CHALLENGE>
Every record should be written out exactly, with the pictures left out.

· · · · ·

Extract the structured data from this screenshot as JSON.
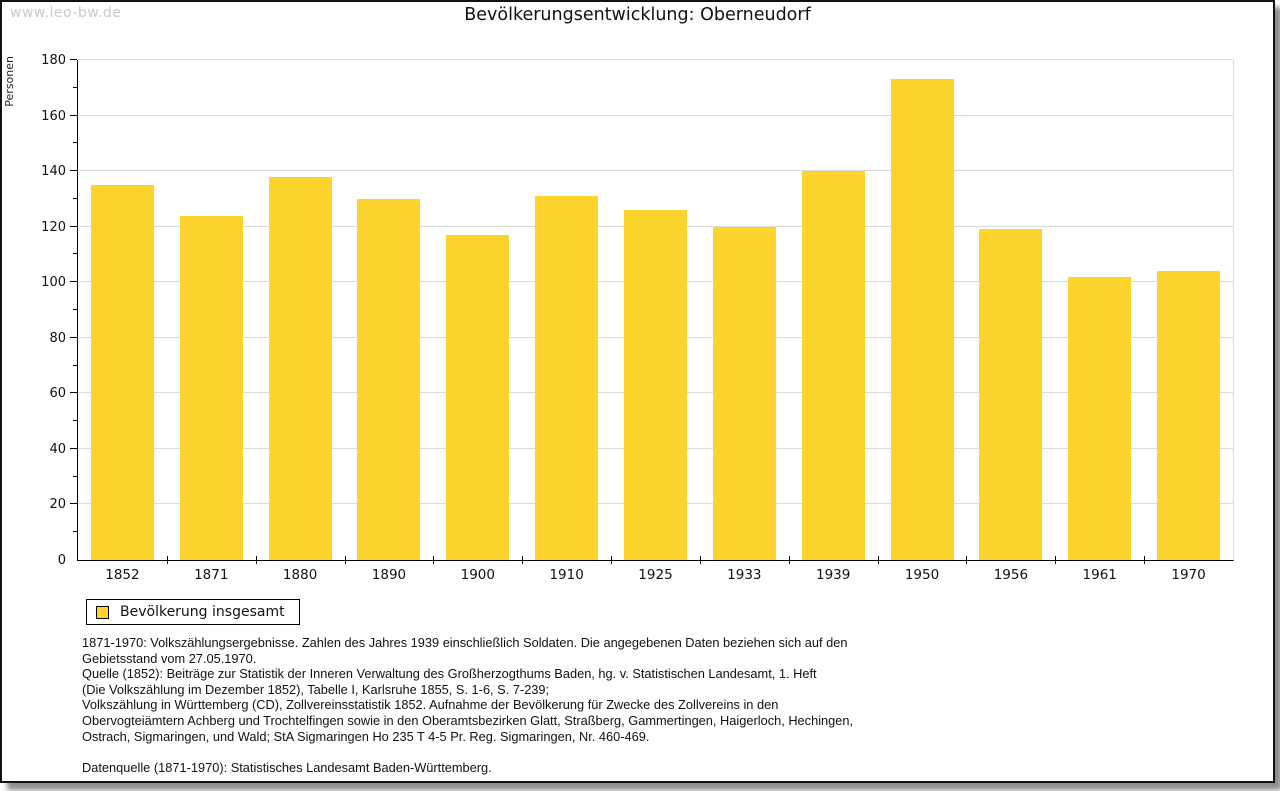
{
  "watermark": "www.leo-bw.de",
  "chart_data": {
    "type": "bar",
    "title": "Bevölkerungsentwicklung: Oberneudorf",
    "ylabel": "Personen",
    "xlabel": "",
    "categories": [
      "1852",
      "1871",
      "1880",
      "1890",
      "1900",
      "1910",
      "1925",
      "1933",
      "1939",
      "1950",
      "1956",
      "1961",
      "1970"
    ],
    "values": [
      135,
      124,
      138,
      130,
      117,
      131,
      126,
      120,
      140,
      173,
      119,
      102,
      104
    ],
    "series_name": "Bevölkerung insgesamt",
    "ylim": [
      0,
      180
    ],
    "y_tick_major": 20,
    "y_tick_minor": 10,
    "grid": "horizontal-major",
    "legend_position": "bottom-left",
    "bar_color": "#fcd42d",
    "grid_color": "#d9d9d9",
    "axis_color": "#000000"
  },
  "legend": {
    "label": "Bevölkerung insgesamt",
    "swatch_color": "#fcd42d"
  },
  "footer": {
    "lines": [
      "1871-1970: Volkszählungsergebnisse. Zahlen des Jahres 1939 einschließlich Soldaten. Die angegebenen Daten beziehen sich auf den",
      "Gebietsstand vom 27.05.1970.",
      "Quelle (1852): Beiträge zur Statistik der Inneren Verwaltung des Großherzogthums Baden, hg. v. Statistischen Landesamt, 1. Heft",
      "(Die Volkszählung im Dezember 1852), Tabelle I, Karlsruhe 1855, S. 1-6, S. 7-239;",
      "Volkszählung in Württemberg (CD), Zollvereinsstatistik 1852. Aufnahme der Bevölkerung für Zwecke des Zollvereins in den",
      "Obervogteiämtern Achberg und Trochtelfingen sowie in den Oberamtsbezirken Glatt, Straßberg, Gammertingen, Haigerloch, Hechingen,",
      "Ostrach, Sigmaringen, und Wald; StA Sigmaringen Ho 235 T 4-5 Pr. Reg. Sigmaringen, Nr. 460-469.",
      "Datenquelle (1871-1970): Statistisches Landesamt Baden-Württemberg."
    ]
  }
}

· · · · ·

FULL RESPONSE>
Extract the structured data from this screenshot as JSON.
{
  "watermark": "www.leo-bw.de",
  "chart_data": {
    "type": "bar",
    "title": "Bevölkerungsentwicklung: Oberneudorf",
    "ylabel": "Personen",
    "xlabel": "",
    "categories": [
      "1852",
      "1871",
      "1880",
      "1890",
      "1900",
      "1910",
      "1925",
      "1933",
      "1939",
      "1950",
      "1956",
      "1961",
      "1970"
    ],
    "values": [
      135,
      124,
      138,
      130,
      117,
      131,
      126,
      120,
      140,
      173,
      119,
      102,
      104
    ],
    "series_name": "Bevölkerung insgesamt",
    "ylim": [
      0,
      180
    ],
    "y_tick_major": 20,
    "y_tick_minor": 10,
    "grid": "horizontal-major",
    "legend_position": "bottom-left",
    "bar_color": "#fcd42d",
    "grid_color": "#d9d9d9",
    "axis_color": "#000000"
  },
  "legend": {
    "label": "Bevölkerung insgesamt",
    "swatch_color": "#fcd42d"
  },
  "footer": {
    "lines": [
      "1871-1970: Volkszählungsergebnisse. Zahlen des Jahres 1939 einschließlich Soldaten. Die angegebenen Daten beziehen sich auf den",
      "Gebietsstand vom 27.05.1970.",
      "Quelle (1852): Beiträge zur Statistik der Inneren Verwaltung des Großherzogthums Baden, hg. v. Statistischen Landesamt, 1. Heft",
      "(Die Volkszählung im Dezember 1852), Tabelle I, Karlsruhe 1855, S. 1-6, S. 7-239;",
      "Volkszählung in Württemberg (CD), Zollvereinsstatistik 1852. Aufnahme der Bevölkerung für Zwecke des Zollvereins in den",
      "Obervogteiämtern Achberg und Trochtelfingen sowie in den Oberamtsbezirken Glatt, Straßberg, Gammertingen, Haigerloch, Hechingen,",
      "Ostrach, Sigmaringen, und Wald; StA Sigmaringen Ho 235 T 4-5 Pr. Reg. Sigmaringen, Nr. 460-469.",
      "Datenquelle (1871-1970): Statistisches Landesamt Baden-Württemberg."
    ]
  }
}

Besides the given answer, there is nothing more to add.